■ Given records ■
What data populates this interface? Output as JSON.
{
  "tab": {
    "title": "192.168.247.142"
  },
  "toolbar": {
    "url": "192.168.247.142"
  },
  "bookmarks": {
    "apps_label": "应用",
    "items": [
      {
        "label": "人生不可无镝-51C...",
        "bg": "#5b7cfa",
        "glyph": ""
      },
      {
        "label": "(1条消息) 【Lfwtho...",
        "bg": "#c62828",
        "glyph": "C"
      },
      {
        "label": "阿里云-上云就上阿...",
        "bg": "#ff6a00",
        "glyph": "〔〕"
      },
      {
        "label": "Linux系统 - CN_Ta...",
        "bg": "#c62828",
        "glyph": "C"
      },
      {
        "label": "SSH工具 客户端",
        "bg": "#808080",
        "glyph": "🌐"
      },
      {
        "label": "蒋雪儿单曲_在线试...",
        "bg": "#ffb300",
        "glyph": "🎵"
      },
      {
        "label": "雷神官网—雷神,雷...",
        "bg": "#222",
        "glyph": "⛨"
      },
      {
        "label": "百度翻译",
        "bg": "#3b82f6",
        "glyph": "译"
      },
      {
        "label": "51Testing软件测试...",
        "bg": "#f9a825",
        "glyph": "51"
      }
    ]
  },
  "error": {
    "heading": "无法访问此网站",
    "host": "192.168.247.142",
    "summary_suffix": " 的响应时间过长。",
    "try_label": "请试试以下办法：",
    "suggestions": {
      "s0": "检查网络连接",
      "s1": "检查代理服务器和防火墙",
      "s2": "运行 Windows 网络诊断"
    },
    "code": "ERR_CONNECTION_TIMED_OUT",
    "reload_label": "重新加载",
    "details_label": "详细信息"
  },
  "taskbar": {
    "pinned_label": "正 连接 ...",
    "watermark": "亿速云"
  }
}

■ Task statement ■
In the entries above, find every line holding the word "glyph" and copy it out.

■ Written solution ■
        "glyph": ""
        "glyph": "C"
        "glyph": "〔〕"
        "glyph": "C"
        "glyph": "🌐"
        "glyph": "🎵"
        "glyph": "⛨"
        "glyph": "译"
        "glyph": "51"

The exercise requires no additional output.